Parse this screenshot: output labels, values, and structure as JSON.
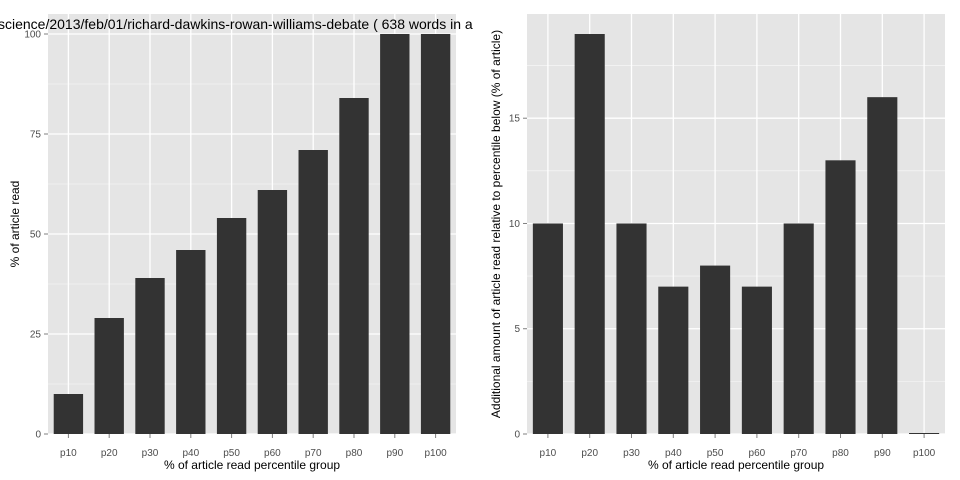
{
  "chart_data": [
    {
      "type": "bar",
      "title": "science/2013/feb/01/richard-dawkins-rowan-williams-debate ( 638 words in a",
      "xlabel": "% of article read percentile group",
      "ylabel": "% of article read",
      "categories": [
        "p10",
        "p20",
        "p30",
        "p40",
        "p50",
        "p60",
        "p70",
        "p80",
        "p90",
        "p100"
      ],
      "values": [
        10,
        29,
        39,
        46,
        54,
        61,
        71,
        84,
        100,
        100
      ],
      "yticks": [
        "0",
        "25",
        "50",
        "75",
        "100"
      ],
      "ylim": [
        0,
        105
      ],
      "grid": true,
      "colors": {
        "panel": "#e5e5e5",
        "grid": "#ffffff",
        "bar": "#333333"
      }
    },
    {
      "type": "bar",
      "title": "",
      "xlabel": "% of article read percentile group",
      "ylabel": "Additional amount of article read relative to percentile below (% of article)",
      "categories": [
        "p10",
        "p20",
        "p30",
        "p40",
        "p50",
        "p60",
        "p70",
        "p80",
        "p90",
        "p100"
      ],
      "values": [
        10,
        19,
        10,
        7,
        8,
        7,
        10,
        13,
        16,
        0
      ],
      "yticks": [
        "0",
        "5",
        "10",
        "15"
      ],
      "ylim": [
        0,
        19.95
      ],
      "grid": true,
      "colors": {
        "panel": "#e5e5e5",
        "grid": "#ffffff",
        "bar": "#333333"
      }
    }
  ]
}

**Goal:**
Reproduce the listing exactly. Leave its pictures out.

**Expected output:**
Parse this screenshot: output labels, values, and structure as JSON.
{
  "chart_data": [
    {
      "type": "bar",
      "title": "science/2013/feb/01/richard-dawkins-rowan-williams-debate ( 638 words in a",
      "xlabel": "% of article read percentile group",
      "ylabel": "% of article read",
      "categories": [
        "p10",
        "p20",
        "p30",
        "p40",
        "p50",
        "p60",
        "p70",
        "p80",
        "p90",
        "p100"
      ],
      "values": [
        10,
        29,
        39,
        46,
        54,
        61,
        71,
        84,
        100,
        100
      ],
      "yticks": [
        "0",
        "25",
        "50",
        "75",
        "100"
      ],
      "ylim": [
        0,
        105
      ],
      "grid": true,
      "colors": {
        "panel": "#e5e5e5",
        "grid": "#ffffff",
        "bar": "#333333"
      }
    },
    {
      "type": "bar",
      "title": "",
      "xlabel": "% of article read percentile group",
      "ylabel": "Additional amount of article read relative to percentile below (% of article)",
      "categories": [
        "p10",
        "p20",
        "p30",
        "p40",
        "p50",
        "p60",
        "p70",
        "p80",
        "p90",
        "p100"
      ],
      "values": [
        10,
        19,
        10,
        7,
        8,
        7,
        10,
        13,
        16,
        0
      ],
      "yticks": [
        "0",
        "5",
        "10",
        "15"
      ],
      "ylim": [
        0,
        19.95
      ],
      "grid": true,
      "colors": {
        "panel": "#e5e5e5",
        "grid": "#ffffff",
        "bar": "#333333"
      }
    }
  ]
}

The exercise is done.